╭─ Data entries

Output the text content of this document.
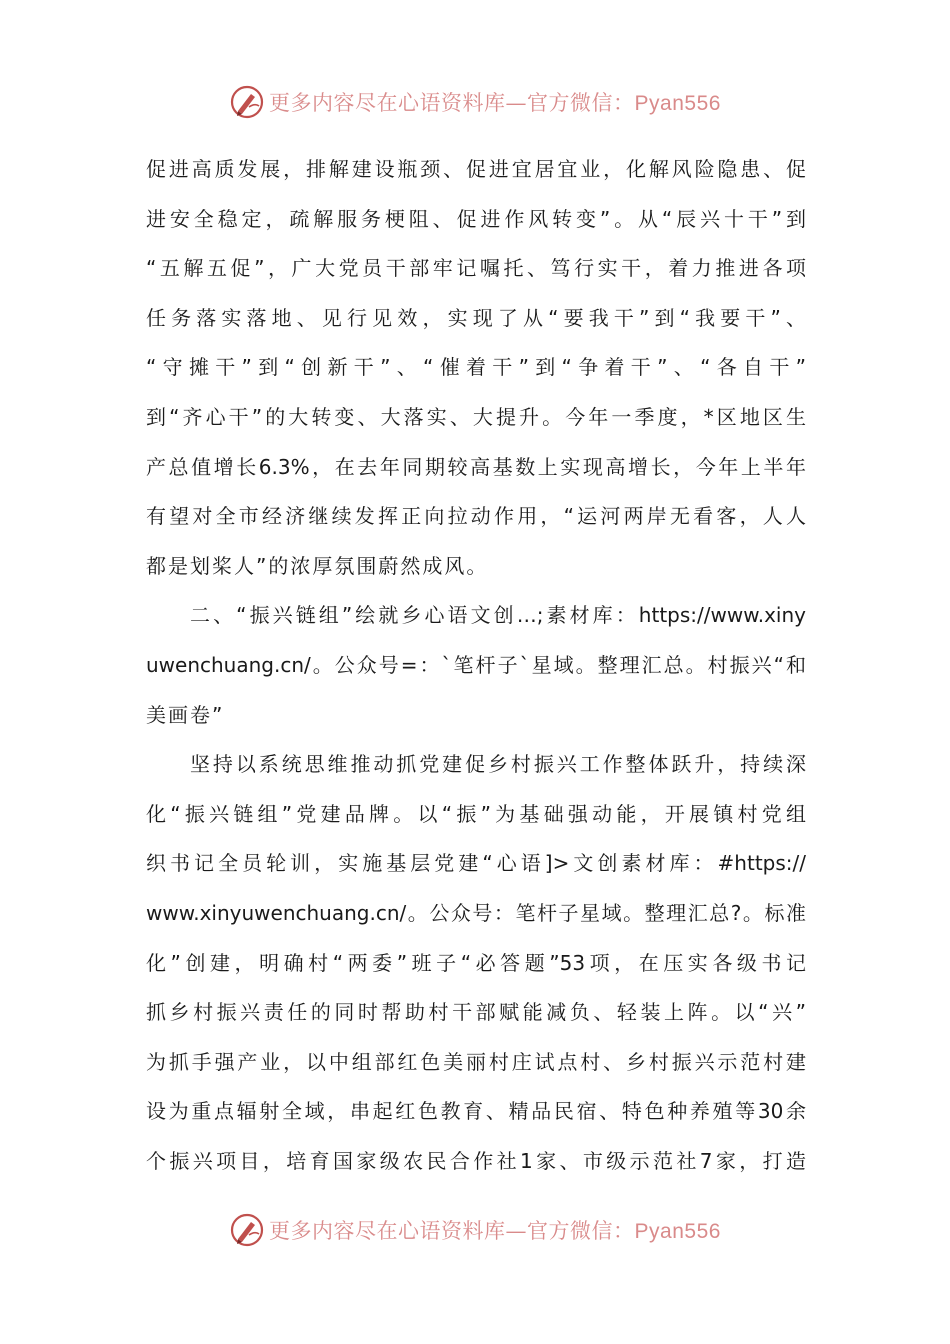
更多内容尽在心语资料库—官方微信：Pyan556
促进高质发展，排解建设瓶颈、促进宜居宜业，化解风险隐患、促
进安全稳定，疏解服务梗阻、促进作风转变”。从“辰兴十干”到
“五解五促”，广大党员干部牢记嘱托、笃行实干，着力推进各项
任务落实落地、见行见效，实现了从“要我干”到“我要干”、
“守摊干”到“创新干”、“催着干”到“争着干”、“各自干”
到“齐心干”的大转变、大落实、大提升。今年一季度，*区地区生
产总值增长6.3%，在去年同期较高基数上实现高增长，今年上半年
有望对全市经济继续发挥正向拉动作用，“运河两岸无看客，人人
都是划桨人”的浓厚氛围蔚然成风。
二、“振兴链组”绘就乡心语文创…;素材库：https://www.xiny
uwenchuang.cn/。公众号=：`笔杆子`星域。整理汇总。村振兴“和
美画卷”
坚持以系统思维推动抓党建促乡村振兴工作整体跃升，持续深
化“振兴链组”党建品牌。以“振”为基础强动能，开展镇村党组
织书记全员轮训，实施基层党建“心语]>文创素材库：#https://
www.xinyuwenchuang.cn/。公众号：笔杆子星域。整理汇总?。标准
化”创建，明确村“两委”班子“必答题”53项，在压实各级书记
抓乡村振兴责任的同时帮助村干部赋能减负、轻装上阵。以“兴”
为抓手强产业，以中组部红色美丽村庄试点村、乡村振兴示范村建
设为重点辐射全域，串起红色教育、精品民宿、特色种养殖等30余
个振兴项目，培育国家级农民合作社1家、市级示范社7家，打造
更多内容尽在心语资料库—官方微信：Pyan556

╰─

Request: Leave out the pictures and give the rest of the records again exactly.

Answer to the task:
Output the text content of this document.
更多内容尽在心语资料库—官方微信：Pyan556
促进高质发展，排解建设瓶颈、促进宜居宜业，化解风险隐患、促
进安全稳定，疏解服务梗阻、促进作风转变”。从“辰兴十干”到
“五解五促”，广大党员干部牢记嘱托、笃行实干，着力推进各项
任务落实落地、见行见效，实现了从“要我干”到“我要干”、
“守摊干”到“创新干”、“催着干”到“争着干”、“各自干”
到“齐心干”的大转变、大落实、大提升。今年一季度，*区地区生
产总值增长6.3%，在去年同期较高基数上实现高增长，今年上半年
有望对全市经济继续发挥正向拉动作用，“运河两岸无看客，人人
都是划桨人”的浓厚氛围蔚然成风。
二、“振兴链组”绘就乡心语文创…;素材库：https://www.xiny
uwenchuang.cn/。公众号=：`笔杆子`星域。整理汇总。村振兴“和
美画卷”
坚持以系统思维推动抓党建促乡村振兴工作整体跃升，持续深
化“振兴链组”党建品牌。以“振”为基础强动能，开展镇村党组
织书记全员轮训，实施基层党建“心语]>文创素材库：#https://
www.xinyuwenchuang.cn/。公众号：笔杆子星域。整理汇总?。标准
化”创建，明确村“两委”班子“必答题”53项，在压实各级书记
抓乡村振兴责任的同时帮助村干部赋能减负、轻装上阵。以“兴”
为抓手强产业，以中组部红色美丽村庄试点村、乡村振兴示范村建
设为重点辐射全域，串起红色教育、精品民宿、特色种养殖等30余
个振兴项目，培育国家级农民合作社1家、市级示范社7家，打造
更多内容尽在心语资料库—官方微信：Pyan556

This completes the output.